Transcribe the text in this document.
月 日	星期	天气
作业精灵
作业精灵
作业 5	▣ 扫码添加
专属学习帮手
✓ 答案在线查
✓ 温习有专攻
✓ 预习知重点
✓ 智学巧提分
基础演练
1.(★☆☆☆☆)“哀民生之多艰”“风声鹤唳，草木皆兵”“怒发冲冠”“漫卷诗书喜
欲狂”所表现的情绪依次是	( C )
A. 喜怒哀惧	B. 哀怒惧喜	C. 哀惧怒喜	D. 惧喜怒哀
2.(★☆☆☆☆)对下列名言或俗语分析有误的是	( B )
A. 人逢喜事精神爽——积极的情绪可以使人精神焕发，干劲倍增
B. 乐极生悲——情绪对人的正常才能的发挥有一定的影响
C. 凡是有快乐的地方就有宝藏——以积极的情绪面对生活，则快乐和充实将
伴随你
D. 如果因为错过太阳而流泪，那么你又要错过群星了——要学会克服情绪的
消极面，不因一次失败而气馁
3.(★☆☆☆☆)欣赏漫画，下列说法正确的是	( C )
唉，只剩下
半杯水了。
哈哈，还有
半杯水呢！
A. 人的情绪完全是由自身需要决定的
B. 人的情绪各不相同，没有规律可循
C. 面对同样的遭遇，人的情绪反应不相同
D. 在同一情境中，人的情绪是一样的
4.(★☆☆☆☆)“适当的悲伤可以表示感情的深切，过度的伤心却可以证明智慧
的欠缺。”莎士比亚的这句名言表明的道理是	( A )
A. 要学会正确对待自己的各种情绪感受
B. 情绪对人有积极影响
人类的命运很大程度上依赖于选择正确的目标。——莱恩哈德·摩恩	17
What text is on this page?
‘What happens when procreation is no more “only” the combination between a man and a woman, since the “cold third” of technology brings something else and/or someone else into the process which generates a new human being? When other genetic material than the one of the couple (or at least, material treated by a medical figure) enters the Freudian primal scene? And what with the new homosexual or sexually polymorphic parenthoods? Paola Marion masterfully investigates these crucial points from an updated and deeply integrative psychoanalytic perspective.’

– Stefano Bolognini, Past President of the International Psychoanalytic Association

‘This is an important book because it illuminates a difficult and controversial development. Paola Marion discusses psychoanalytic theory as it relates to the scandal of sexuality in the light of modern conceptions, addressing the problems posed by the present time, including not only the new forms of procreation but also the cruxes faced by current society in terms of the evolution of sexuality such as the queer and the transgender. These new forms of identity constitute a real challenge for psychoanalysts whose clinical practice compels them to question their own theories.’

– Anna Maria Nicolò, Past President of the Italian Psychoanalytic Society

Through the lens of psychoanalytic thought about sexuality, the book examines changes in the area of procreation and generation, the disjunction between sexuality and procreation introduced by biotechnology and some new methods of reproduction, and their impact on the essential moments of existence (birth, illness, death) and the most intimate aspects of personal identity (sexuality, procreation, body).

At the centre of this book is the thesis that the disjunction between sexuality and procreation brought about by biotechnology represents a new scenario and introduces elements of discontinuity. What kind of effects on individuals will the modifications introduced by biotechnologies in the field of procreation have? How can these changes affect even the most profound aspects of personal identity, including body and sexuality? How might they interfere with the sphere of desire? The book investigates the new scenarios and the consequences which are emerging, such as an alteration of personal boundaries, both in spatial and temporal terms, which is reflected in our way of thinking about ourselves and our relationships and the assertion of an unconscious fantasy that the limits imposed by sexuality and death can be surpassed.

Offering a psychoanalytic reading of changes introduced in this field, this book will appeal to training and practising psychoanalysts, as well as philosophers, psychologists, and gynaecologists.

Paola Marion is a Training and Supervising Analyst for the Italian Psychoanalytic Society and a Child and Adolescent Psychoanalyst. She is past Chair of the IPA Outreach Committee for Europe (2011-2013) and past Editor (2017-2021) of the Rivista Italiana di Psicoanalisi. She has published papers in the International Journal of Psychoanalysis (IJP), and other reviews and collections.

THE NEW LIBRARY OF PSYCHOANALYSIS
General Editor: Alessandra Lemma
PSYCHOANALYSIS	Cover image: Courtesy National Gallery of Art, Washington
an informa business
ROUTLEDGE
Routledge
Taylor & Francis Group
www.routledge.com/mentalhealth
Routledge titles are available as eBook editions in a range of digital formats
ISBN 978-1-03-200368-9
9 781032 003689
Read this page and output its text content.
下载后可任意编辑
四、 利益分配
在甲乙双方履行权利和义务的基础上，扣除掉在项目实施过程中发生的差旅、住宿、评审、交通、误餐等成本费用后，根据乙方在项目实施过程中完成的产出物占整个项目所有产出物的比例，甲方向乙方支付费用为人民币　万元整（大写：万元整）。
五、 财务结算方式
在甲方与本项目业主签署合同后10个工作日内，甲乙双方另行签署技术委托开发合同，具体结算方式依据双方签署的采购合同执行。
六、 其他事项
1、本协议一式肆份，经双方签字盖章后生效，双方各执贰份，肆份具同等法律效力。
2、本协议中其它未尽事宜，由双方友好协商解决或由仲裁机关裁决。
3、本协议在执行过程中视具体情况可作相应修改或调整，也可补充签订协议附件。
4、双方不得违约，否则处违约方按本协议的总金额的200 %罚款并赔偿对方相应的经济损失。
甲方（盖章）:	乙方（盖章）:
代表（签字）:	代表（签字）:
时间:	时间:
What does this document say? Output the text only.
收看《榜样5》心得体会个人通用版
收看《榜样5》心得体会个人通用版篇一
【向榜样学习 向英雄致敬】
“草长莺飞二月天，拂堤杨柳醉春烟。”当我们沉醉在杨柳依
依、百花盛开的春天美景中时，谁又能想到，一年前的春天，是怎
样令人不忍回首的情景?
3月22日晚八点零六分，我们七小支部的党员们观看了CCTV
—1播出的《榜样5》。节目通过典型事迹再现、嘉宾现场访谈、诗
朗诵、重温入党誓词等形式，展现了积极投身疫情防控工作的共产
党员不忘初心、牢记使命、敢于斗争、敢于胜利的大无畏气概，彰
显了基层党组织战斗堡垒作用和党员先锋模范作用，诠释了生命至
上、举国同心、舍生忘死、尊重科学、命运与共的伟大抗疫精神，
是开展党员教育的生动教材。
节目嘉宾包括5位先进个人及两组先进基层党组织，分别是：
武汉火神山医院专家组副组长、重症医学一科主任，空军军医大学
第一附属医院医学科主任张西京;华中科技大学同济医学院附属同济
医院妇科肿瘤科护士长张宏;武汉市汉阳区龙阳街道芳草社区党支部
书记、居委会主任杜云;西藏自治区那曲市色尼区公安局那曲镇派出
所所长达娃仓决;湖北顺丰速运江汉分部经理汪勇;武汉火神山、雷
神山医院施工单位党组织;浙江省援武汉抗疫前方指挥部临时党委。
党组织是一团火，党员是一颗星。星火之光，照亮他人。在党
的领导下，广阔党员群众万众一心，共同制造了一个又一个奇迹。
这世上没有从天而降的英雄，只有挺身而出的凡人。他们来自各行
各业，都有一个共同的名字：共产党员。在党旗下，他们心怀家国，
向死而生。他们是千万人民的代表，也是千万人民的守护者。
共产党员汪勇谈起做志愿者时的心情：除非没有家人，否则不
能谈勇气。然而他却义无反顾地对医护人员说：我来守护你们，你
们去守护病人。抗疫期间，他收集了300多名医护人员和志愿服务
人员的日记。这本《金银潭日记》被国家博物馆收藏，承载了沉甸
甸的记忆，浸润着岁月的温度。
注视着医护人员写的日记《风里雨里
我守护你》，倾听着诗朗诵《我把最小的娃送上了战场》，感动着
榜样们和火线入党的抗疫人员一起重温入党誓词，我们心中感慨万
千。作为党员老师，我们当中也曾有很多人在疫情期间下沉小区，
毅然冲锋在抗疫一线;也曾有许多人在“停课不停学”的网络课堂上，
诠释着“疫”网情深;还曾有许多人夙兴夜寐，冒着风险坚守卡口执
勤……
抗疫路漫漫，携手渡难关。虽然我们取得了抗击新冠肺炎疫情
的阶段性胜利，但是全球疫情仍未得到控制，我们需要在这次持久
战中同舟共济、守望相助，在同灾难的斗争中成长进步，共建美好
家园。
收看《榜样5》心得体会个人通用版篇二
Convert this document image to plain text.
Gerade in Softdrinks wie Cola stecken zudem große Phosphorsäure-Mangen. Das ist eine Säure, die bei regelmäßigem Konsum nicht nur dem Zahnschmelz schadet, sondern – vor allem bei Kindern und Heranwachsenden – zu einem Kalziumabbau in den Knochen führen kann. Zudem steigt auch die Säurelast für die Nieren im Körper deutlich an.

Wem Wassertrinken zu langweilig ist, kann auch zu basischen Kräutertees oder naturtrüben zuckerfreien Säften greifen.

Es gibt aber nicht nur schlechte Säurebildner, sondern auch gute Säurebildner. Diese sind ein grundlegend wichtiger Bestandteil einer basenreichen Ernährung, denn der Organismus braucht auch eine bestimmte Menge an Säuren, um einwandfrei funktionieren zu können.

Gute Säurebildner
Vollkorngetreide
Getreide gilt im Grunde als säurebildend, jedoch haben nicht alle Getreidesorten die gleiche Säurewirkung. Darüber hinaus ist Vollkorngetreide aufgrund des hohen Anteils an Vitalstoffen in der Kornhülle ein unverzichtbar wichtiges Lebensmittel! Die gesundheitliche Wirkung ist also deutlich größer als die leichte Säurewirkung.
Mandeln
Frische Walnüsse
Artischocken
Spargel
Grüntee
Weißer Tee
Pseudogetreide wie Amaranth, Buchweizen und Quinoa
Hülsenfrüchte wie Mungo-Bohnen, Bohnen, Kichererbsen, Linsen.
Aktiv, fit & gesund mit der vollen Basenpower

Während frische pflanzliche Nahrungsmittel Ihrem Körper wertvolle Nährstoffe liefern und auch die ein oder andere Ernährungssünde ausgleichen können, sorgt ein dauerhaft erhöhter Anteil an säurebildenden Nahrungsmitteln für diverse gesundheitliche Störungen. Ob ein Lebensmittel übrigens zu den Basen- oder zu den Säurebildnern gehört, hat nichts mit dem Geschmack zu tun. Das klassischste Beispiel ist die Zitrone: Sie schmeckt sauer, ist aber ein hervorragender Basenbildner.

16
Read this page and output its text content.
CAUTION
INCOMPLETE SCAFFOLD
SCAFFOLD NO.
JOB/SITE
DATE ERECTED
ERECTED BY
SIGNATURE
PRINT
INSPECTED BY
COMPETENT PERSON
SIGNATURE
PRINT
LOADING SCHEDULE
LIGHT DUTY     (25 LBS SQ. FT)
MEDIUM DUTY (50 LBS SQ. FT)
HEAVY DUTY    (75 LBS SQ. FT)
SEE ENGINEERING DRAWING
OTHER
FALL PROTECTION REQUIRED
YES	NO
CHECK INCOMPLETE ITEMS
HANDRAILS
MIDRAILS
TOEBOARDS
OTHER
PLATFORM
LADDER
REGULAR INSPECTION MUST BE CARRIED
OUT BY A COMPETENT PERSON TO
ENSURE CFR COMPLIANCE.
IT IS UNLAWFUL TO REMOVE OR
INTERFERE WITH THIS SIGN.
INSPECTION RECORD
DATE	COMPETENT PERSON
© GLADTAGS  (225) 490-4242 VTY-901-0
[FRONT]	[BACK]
* * * * * * *
* [TASK OBJECTIVE] Make a list of all lines in the data that contain "text".

* [EXERCISE RESPONSE]
Transcribe the text in this document.
What text is on this page?
Read this page and output its text content.
What does this document say? Output the text only.
Convert this document image to plain text.
Read this page and output its text content.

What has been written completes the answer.